### Exercise requirements
Return every line below as is, leaving out the pictures.
+ + +
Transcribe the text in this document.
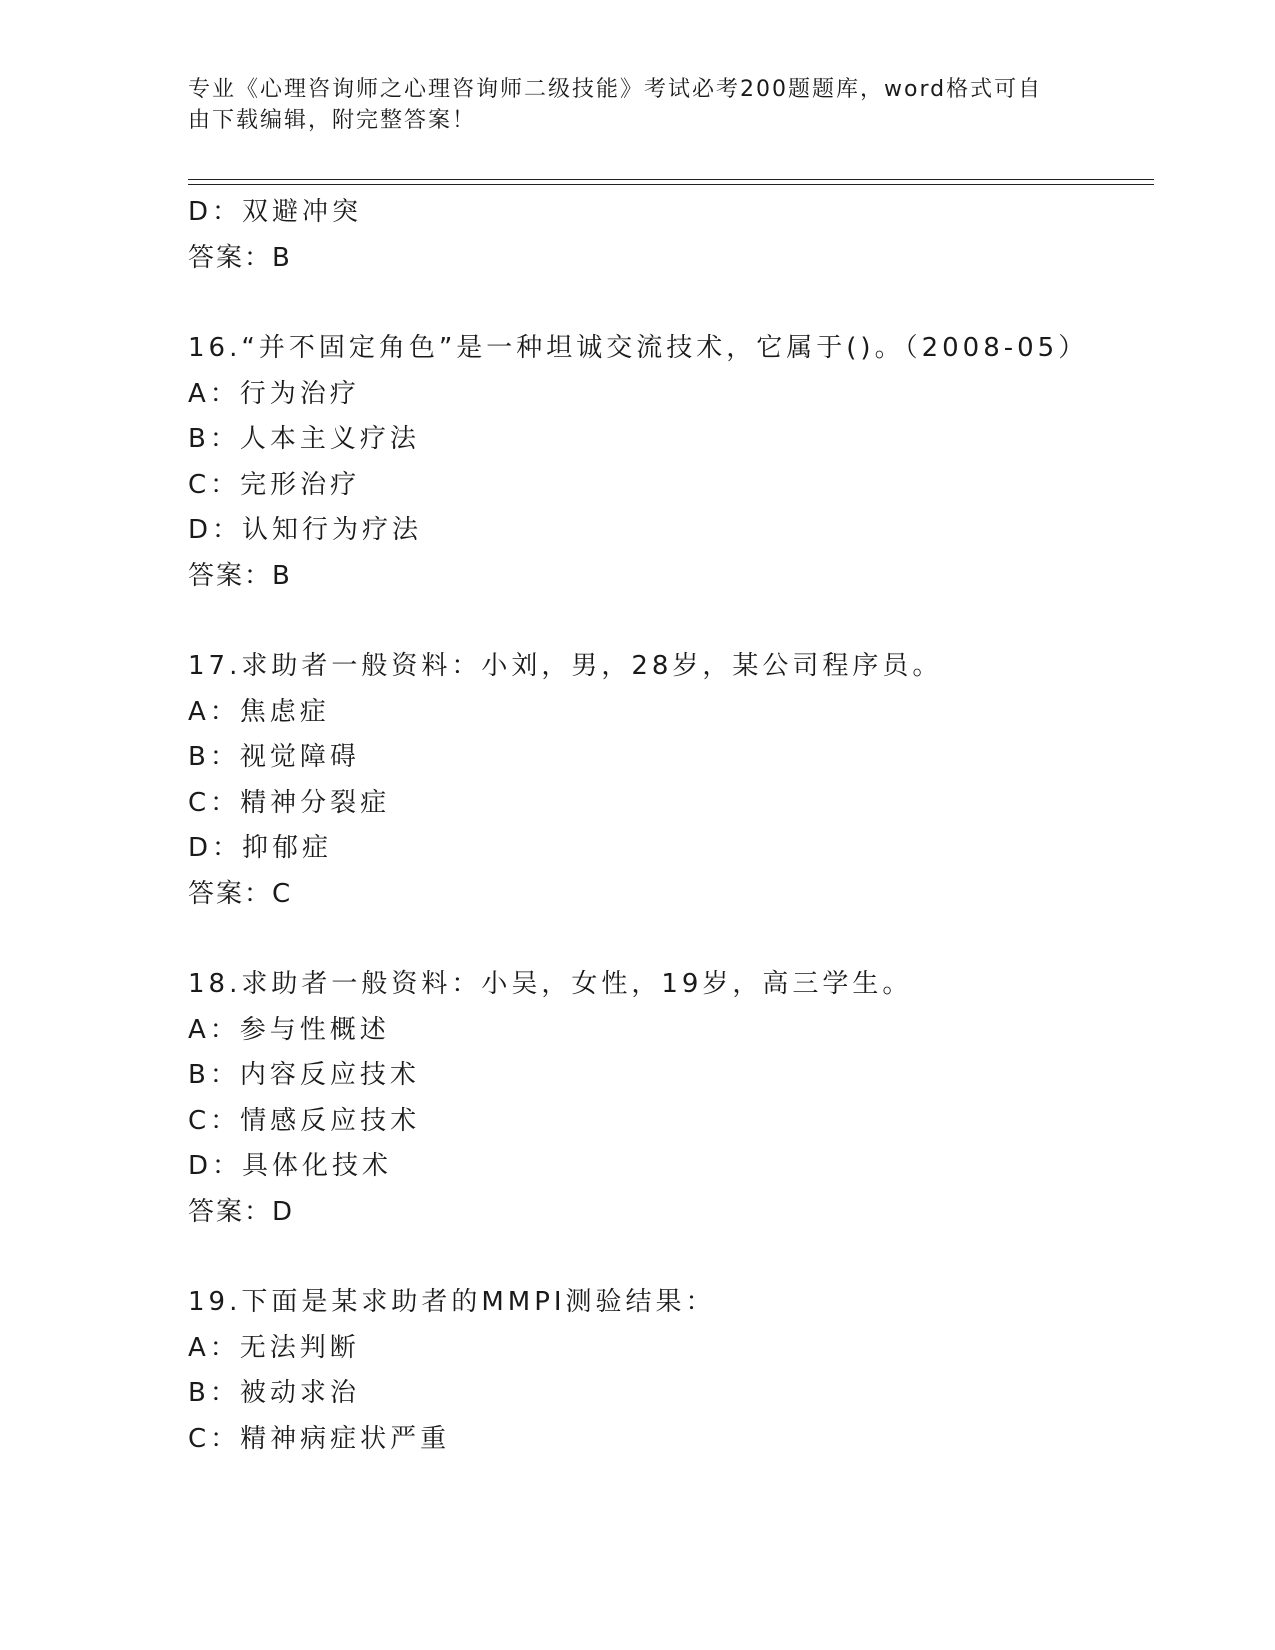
专业《心理咨询师之心理咨询师二级技能》考试必考200题题库，word格式可自
由下载编辑，附完整答案！
D：双避冲突
答案：B
16.“并不固定角色”是一种坦诚交流技术，它属于()。（2008-05）
A：行为治疗
B：人本主义疗法
C：完形治疗
D：认知行为疗法
答案：B
17.求助者一般资料：小刘，男，28岁，某公司程序员。
A：焦虑症
B：视觉障碍
C：精神分裂症
D：抑郁症
答案：C
18.求助者一般资料：小吴，女性，19岁，高三学生。
A：参与性概述
B：内容反应技术
C：情感反应技术
D：具体化技术
答案：D
19.下面是某求助者的MMPI测验结果：
A：无法判断
B：被动求治
C：精神病症状严重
+ + +
### Output for this task
Transcribe the text in this document.
专业《心理咨询师之心理咨询师二级技能》考试必考200题题库，word格式可自
由下载编辑，附完整答案！
D：双避冲突
答案：B
16.“并不固定角色”是一种坦诚交流技术，它属于()。（2008-05）
A：行为治疗
B：人本主义疗法
C：完形治疗
D：认知行为疗法
答案：B
17.求助者一般资料：小刘，男，28岁，某公司程序员。
A：焦虑症
B：视觉障碍
C：精神分裂症
D：抑郁症
答案：C
18.求助者一般资料：小吴，女性，19岁，高三学生。
A：参与性概述
B：内容反应技术
C：情感反应技术
D：具体化技术
答案：D
19.下面是某求助者的MMPI测验结果：
A：无法判断
B：被动求治
C：精神病症状严重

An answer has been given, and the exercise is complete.